(Excerpts from a figure dataset)
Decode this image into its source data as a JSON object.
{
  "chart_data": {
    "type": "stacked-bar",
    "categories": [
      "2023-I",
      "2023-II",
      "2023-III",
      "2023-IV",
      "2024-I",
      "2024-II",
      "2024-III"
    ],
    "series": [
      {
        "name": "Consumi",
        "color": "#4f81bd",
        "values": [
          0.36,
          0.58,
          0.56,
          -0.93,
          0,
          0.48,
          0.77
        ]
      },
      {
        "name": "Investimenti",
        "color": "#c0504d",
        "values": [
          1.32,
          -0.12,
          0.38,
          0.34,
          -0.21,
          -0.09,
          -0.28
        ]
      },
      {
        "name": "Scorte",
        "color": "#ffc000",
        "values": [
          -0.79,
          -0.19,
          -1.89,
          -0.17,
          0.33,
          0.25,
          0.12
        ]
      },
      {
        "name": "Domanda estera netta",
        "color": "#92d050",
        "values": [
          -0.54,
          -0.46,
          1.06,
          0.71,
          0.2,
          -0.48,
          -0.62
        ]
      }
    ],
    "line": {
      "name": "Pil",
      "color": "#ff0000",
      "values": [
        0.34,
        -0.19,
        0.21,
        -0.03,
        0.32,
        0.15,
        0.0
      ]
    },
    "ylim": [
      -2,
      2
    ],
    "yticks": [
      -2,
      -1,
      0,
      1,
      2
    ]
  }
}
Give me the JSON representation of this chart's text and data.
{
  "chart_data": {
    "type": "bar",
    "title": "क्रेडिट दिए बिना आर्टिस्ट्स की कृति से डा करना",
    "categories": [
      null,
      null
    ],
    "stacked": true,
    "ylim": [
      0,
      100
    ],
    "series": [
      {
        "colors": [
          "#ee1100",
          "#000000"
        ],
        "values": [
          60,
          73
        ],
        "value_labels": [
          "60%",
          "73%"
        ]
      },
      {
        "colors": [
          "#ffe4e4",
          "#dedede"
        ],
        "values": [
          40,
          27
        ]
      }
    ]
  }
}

*Description of the task*. Repeat word for word the lines running from the line containing "Give me the" to the end of the entries above, inclusive.

*Solution to the exercise*.
Give me the JSON representation of this chart's text and data.
{
  "chart_data": {
    "type": "bar",
    "title": "क्रेडिट दिए बिना आर्टिस्ट्स की कृति से डा करना",
    "categories": [
      null,
      null
    ],
    "stacked": true,
    "ylim": [
      0,
      100
    ],
    "series": [
      {
        "colors": [
          "#ee1100",
          "#000000"
        ],
        "values": [
          60,
          73
        ],
        "value_labels": [
          "60%",
          "73%"
        ]
      },
      {
        "colors": [
          "#ffe4e4",
          "#dedede"
        ],
        "values": [
          40,
          27
        ]
      }
    ]
  }
}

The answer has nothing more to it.